**WHAT THIS TASK INVOLVES**
From the entries below, copy every line that holds the word "telur".

Collected data:
________________________

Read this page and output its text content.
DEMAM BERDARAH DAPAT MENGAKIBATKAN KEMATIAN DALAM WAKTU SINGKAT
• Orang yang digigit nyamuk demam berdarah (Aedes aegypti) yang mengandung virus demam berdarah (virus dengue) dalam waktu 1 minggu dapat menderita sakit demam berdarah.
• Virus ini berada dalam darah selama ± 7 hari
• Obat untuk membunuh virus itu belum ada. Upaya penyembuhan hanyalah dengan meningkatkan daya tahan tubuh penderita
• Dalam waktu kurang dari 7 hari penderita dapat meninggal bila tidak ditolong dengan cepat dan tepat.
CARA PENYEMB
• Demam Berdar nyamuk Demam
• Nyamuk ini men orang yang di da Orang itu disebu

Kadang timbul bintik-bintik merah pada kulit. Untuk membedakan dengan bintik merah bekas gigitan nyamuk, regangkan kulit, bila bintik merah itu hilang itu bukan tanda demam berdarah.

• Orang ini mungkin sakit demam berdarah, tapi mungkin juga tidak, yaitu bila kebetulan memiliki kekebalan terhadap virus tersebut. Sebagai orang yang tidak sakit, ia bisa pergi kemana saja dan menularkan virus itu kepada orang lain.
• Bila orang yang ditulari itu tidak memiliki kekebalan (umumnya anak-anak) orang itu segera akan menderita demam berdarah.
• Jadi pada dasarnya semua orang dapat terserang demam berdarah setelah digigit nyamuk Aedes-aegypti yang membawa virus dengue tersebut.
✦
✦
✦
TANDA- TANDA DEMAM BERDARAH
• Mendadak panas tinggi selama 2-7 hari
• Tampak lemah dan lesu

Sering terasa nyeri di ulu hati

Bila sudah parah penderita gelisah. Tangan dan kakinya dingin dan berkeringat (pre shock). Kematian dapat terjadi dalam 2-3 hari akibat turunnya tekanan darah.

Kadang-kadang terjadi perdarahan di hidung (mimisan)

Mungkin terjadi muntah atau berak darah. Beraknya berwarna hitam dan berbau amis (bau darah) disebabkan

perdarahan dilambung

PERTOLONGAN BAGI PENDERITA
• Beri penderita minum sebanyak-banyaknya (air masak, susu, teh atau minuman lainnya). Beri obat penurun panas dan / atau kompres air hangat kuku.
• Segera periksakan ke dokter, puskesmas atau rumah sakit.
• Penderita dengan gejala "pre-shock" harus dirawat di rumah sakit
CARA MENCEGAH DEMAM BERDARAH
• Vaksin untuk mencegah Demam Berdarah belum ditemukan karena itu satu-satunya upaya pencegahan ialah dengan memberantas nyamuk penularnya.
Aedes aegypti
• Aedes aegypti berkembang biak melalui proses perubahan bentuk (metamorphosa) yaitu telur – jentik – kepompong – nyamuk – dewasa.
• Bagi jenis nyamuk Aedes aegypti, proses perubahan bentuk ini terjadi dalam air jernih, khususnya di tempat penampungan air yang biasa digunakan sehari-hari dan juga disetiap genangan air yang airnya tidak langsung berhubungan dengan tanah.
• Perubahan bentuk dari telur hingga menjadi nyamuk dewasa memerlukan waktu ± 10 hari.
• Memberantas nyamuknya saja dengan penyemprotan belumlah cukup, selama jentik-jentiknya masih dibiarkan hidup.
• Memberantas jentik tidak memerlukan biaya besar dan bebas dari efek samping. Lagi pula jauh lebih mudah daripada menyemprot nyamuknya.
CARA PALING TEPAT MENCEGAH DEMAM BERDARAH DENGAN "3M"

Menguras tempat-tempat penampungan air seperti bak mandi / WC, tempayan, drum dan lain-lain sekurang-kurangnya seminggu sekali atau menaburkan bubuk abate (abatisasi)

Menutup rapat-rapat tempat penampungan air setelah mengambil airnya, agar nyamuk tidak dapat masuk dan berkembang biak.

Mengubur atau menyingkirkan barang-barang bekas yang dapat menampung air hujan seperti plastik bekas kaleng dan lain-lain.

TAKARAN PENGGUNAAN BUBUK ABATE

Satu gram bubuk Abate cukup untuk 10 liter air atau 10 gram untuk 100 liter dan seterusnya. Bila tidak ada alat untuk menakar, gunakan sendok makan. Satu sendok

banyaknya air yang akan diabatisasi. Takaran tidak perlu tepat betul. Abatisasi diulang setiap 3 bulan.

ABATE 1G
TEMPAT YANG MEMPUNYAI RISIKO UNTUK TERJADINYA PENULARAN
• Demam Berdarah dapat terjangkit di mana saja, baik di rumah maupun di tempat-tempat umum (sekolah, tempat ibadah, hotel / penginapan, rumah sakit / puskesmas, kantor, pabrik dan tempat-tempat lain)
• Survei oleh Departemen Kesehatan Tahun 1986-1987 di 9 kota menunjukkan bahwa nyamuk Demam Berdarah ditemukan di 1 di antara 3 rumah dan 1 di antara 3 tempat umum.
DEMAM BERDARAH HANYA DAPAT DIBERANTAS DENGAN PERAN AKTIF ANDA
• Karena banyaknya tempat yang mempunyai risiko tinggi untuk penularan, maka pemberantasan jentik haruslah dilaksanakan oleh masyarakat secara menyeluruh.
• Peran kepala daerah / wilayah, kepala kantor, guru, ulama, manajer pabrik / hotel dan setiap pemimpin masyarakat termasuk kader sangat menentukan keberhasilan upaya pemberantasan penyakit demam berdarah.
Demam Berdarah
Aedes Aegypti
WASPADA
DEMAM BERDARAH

________________________

**SOLUTION TO THIS TASK**
• Aedes aegypti berkembang biak melalui proses perubahan bentuk (metamorphosa) yaitu telur – jentik – kepompong – nyamuk – dewasa.
• Perubahan bentuk dari telur hingga menjadi nyamuk dewasa memerlukan waktu ± 10 hari.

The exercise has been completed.